- **EXERCISE BRIEF**:
Leave out the pictures and transcribe everything else exactly.
== RECORDS TO PROCESS
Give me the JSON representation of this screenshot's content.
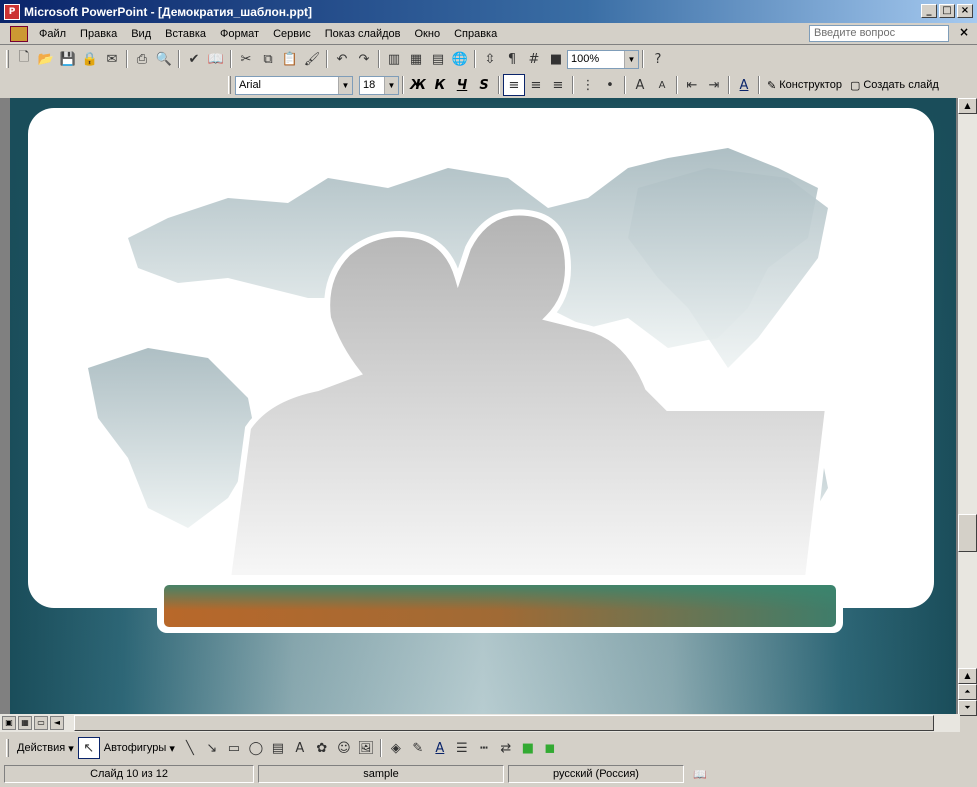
{
  "window": {
    "title": "Microsoft PowerPoint - [Демократия_шаблон.ppt]",
    "app_icon": "powerpoint-icon"
  },
  "menubar": {
    "items": [
      "Файл",
      "Правка",
      "Вид",
      "Вставка",
      "Формат",
      "Сервис",
      "Показ слайдов",
      "Окно",
      "Справка"
    ],
    "help_placeholder": "Введите вопрос"
  },
  "standard_toolbar": {
    "zoom": "100%",
    "icons": [
      "new-icon",
      "open-icon",
      "save-icon",
      "permission-icon",
      "email-icon",
      "print-icon",
      "print-preview-icon",
      "spelling-icon",
      "research-icon",
      "cut-icon",
      "copy-icon",
      "paste-icon",
      "format-painter-icon",
      "undo-icon",
      "redo-icon",
      "insert-chart-icon",
      "insert-table-icon",
      "tables-borders-icon",
      "hyperlink-icon",
      "expand-icon",
      "show-formatting-icon",
      "grid-icon",
      "color-grayscale-icon",
      "help-icon"
    ]
  },
  "formatting_toolbar": {
    "font": "Arial",
    "size": "18",
    "bold": "Ж",
    "italic": "К",
    "underline": "Ч",
    "shadow": "S",
    "designer_label": "Конструктор",
    "new_slide_label": "Создать слайд"
  },
  "drawing_toolbar": {
    "actions_label": "Действия",
    "autoshapes_label": "Автофигуры"
  },
  "statusbar": {
    "slide": "Слайд 10 из 12",
    "design": "sample",
    "language": "русский (Россия)"
  },
  "colors": {
    "slide_bg_dark": "#1a4d5a",
    "title_bar_left": "#b8682a",
    "title_bar_right": "#3f7d6a"
  }
}
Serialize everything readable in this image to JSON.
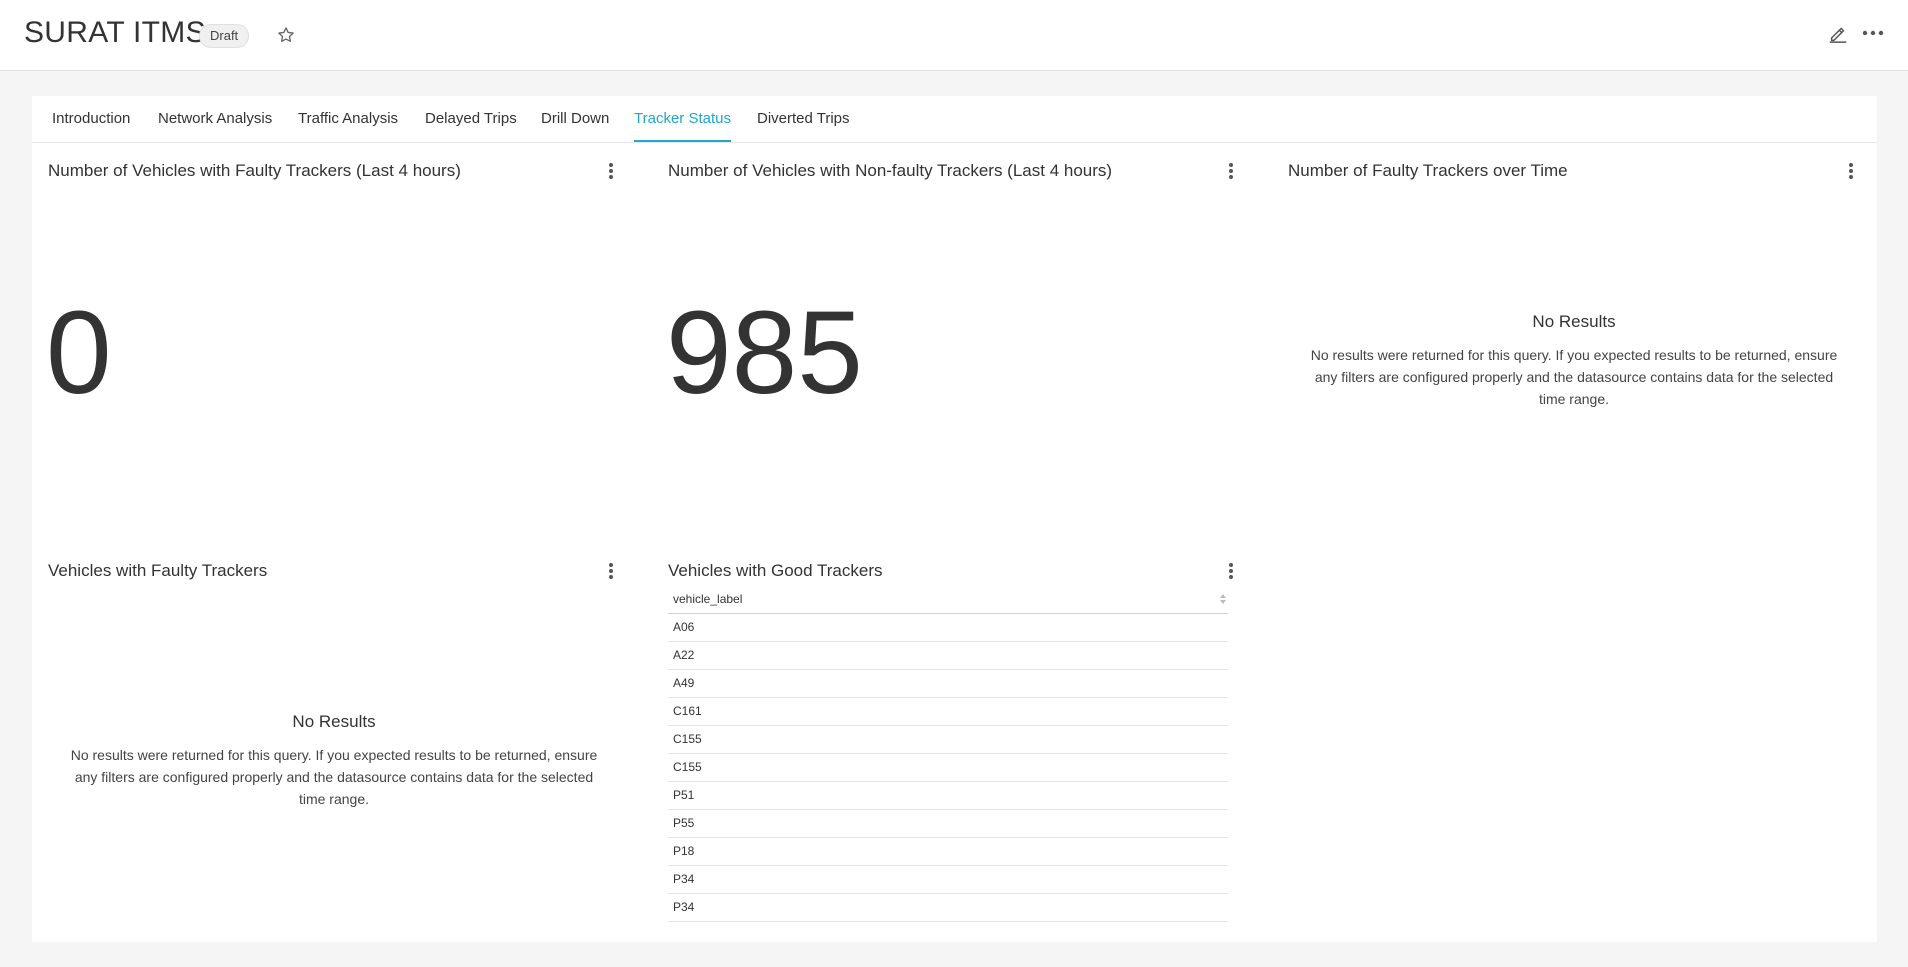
{
  "header": {
    "title": "SURAT ITMS",
    "status_badge": "Draft",
    "icons": [
      "star-icon",
      "edit-icon",
      "more-horizontal-icon"
    ]
  },
  "tabs": [
    {
      "label": "Introduction",
      "active": false
    },
    {
      "label": "Network Analysis",
      "active": false
    },
    {
      "label": "Traffic Analysis",
      "active": false
    },
    {
      "label": "Delayed Trips",
      "active": false
    },
    {
      "label": "Drill Down",
      "active": false
    },
    {
      "label": "Tracker Status",
      "active": true
    },
    {
      "label": "Diverted Trips",
      "active": false
    }
  ],
  "panels": {
    "faulty_count": {
      "title": "Number of Vehicles with Faulty Trackers (Last 4 hours)",
      "value": "0"
    },
    "nonfaulty_count": {
      "title": "Number of Vehicles with Non-faulty Trackers (Last 4 hours)",
      "value": "985"
    },
    "faulty_over_time": {
      "title": "Number of Faulty Trackers over Time",
      "no_results_title": "No Results",
      "no_results_text": "No results were returned for this query. If you expected results to be returned, ensure any filters are configured properly and the datasource contains data for the selected time range."
    },
    "faulty_vehicles": {
      "title": "Vehicles with Faulty Trackers",
      "no_results_title": "No Results",
      "no_results_text": "No results were returned for this query. If you expected results to be returned, ensure any filters are configured properly and the datasource contains data for the selected time range."
    },
    "good_vehicles": {
      "title": "Vehicles with Good Trackers",
      "column": "vehicle_label",
      "rows": [
        "A06",
        "A22",
        "A49",
        "C161",
        "C155",
        "C155",
        "P51",
        "P55",
        "P18",
        "P34",
        "P34"
      ]
    }
  },
  "colors": {
    "accent": "#20a7c9",
    "background": "#f5f5f5",
    "panel": "#ffffff"
  }
}
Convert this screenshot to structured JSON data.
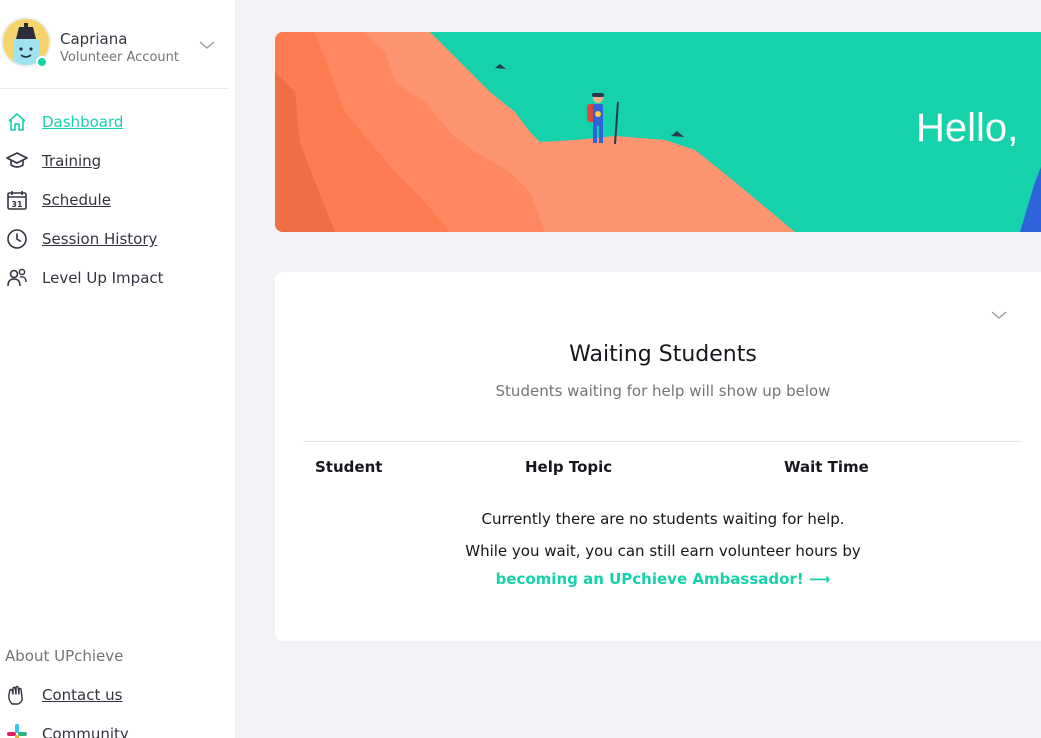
====
- **SOLVED PROBLEM**:
Give me the JSON representation of this screenshot's content.
{
  "window": {
    "title": "Microsoft PowerPoint - [Демократия_шаблон.ppt]",
    "app_icon": "powerpoint-icon"
  },
  "menubar": {
    "items": [
      "Файл",
      "Правка",
      "Вид",
      "Вставка",
      "Формат",
      "Сервис",
      "Показ слайдов",
      "Окно",
      "Справка"
    ],
    "help_placeholder": "Введите вопрос"
  },
  "standard_toolbar": {
    "zoom": "100%",
    "icons": [
      "new-icon",
      "open-icon",
      "save-icon",
      "permission-icon",
      "email-icon",
      "print-icon",
      "print-preview-icon",
      "spelling-icon",
      "research-icon",
      "cut-icon",
      "copy-icon",
      "paste-icon",
      "format-painter-icon",
      "undo-icon",
      "redo-icon",
      "insert-chart-icon",
      "insert-table-icon",
      "tables-borders-icon",
      "hyperlink-icon",
      "expand-icon",
      "show-formatting-icon",
      "grid-icon",
      "color-grayscale-icon",
      "help-icon"
    ]
  },
  "formatting_toolbar": {
    "font": "Arial",
    "size": "18",
    "bold": "Ж",
    "italic": "К",
    "underline": "Ч",
    "shadow": "S",
    "designer_label": "Конструктор",
    "new_slide_label": "Создать слайд"
  },
  "drawing_toolbar": {
    "actions_label": "Действия",
    "autoshapes_label": "Автофигуры"
  },
  "statusbar": {
    "slide": "Слайд 10 из 12",
    "design": "sample",
    "language": "русский (Россия)"
  },
  "colors": {
    "slide_bg_dark": "#1a4d5a",
    "title_bar_left": "#b8682a",
    "title_bar_right": "#3f7d6a"
  }
}
Serialize everything readable in this image to JSON.
{
  "header": {
    "title": "SURAT ITMS",
    "status_badge": "Draft",
    "icons": [
      "star-icon",
      "edit-icon",
      "more-horizontal-icon"
    ]
  },
  "tabs": [
    {
      "label": "Introduction",
      "active": false
    },
    {
      "label": "Network Analysis",
      "active": false
    },
    {
      "label": "Traffic Analysis",
      "active": false
    },
    {
      "label": "Delayed Trips",
      "active": false
    },
    {
      "label": "Drill Down",
      "active": false
    },
    {
      "label": "Tracker Status",
      "active": true
    },
    {
      "label": "Diverted Trips",
      "active": false
    }
  ],
  "panels": {
    "faulty_count": {
      "title": "Number of Vehicles with Faulty Trackers (Last 4 hours)",
      "value": "0"
    },
    "nonfaulty_count": {
      "title": "Number of Vehicles with Non-faulty Trackers (Last 4 hours)",
      "value": "985"
    },
    "faulty_over_time": {
      "title": "Number of Faulty Trackers over Time",
      "no_results_title": "No Results",
      "no_results_text": "No results were returned for this query. If you expected results to be returned, ensure any filters are configured properly and the datasource contains data for the selected time range."
    },
    "faulty_vehicles": {
      "title": "Vehicles with Faulty Trackers",
      "no_results_title": "No Results",
      "no_results_text": "No results were returned for this query. If you expected results to be returned, ensure any filters are configured properly and the datasource contains data for the selected time range."
    },
    "good_vehicles": {
      "title": "Vehicles with Good Trackers",
      "column": "vehicle_label",
      "rows": [
        "A06",
        "A22",
        "A49",
        "C161",
        "C155",
        "C155",
        "P51",
        "P55",
        "P18",
        "P34",
        "P34"
      ]
    }
  },
  "colors": {
    "accent": "#20a7c9",
    "background": "#f5f5f5",
    "panel": "#ffffff"
  }
}
Convert this screenshot to structured JSON data.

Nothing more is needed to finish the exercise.